AUSGANGSTEXT:
Jedoch habe ich schnell gelernt, dass auch im Online-Setting Flexibilität und Authentizität gefragt sind. Meine Dozentin in der Coachingausbildung hat immer gesagt: „Wenn etwas nicht funktioniert, mach‘ etwas anderes“ – genau dieser Impuls gilt sowohl für persönliche als auch für Online-Coachings. Wenn ich authentisch mit herausfordernden Situationen umgehe, entsteht durch das gemeinsame Reflektieren und Lösen oft ein gemeinsames Learning und – gerade in stressigen Momenten – ein Lachen, das auch online eine wertvolle Verbindung schafft. Kreativität trägt dann dazu bei, dass eigentlich fast alles online möglich ist.

Sandra Wollatz ist gelernte Sozialpädagogin und hat ihre Systemische Coaching Ausbildung 2022/23 online absolviert. Die Möglichkeit von Online-Coaching bietet ihr ungeahnte Freiheiten und eine nahezu unbegrenzte Reichweite. Sehr gern arbeitet sie auch in hybriden Formaten.

Sandra Wollatz auf LinkedIn

4. Fazit

„Ist die KI der bessere Coach?“, lautete unsere etwas provokative Ausgangsfrage. Andere Branchen fragen sich: „Ist die KI der bessere Texter? Oder die bessere Steuerberaterin?“

Anders gesagt: Die Chancen und Risiken, die der Einsatz von KI mit sich bringt, sind in der Coaching-Branche vergleichbar mit denen in anderen Branchen. Steht uns nun die große Revolution bevor oder ist sie eher als ergänzendes Tool zu verstehen? Das ist einerseits teilweise noch nicht ganz absehbar. Andererseits: Bisher ist die große Revolution jedenfalls ausgeblieben.

QUELLENANGABEN:
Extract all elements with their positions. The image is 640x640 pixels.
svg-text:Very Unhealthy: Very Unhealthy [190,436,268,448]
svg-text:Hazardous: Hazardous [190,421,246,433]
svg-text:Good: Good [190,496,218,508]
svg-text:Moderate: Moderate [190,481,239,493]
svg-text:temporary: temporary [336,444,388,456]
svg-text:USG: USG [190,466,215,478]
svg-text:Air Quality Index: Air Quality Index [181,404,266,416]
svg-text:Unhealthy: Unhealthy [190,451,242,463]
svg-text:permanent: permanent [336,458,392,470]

AUFGABEN:
(1) Fasse den Absatz des Ausgangstexts, der mit „Sandra Wollatz ist gelernte Sozialpädagogin“ beginnt, als kurze Stichpunktliste zusammen und behalte dabei die wesentlichen Fakten bei.
(2) Welchen Satz hat laut Ausgangstext die Dozentin in der Coachingausbildung immer gesagt?
Die Datensätze haben mit dem Ausgangstext nichts zu tun.

LÖSUNGEN:
(1)
- Sandra Wollatz ist gelernte Sozialpädagogin.
- Sie hat ihre Systemische Coaching Ausbildung 2022/23 online absolviert.
- Online-Coaching bietet ihr ungeahnte Freiheiten und eine nahezu unbegrenzte Reichweite.
- Sie arbeitet auch sehr gern in hybriden Formaten.

(2) „Wenn etwas nicht funktioniert, mach‘ etwas anderes“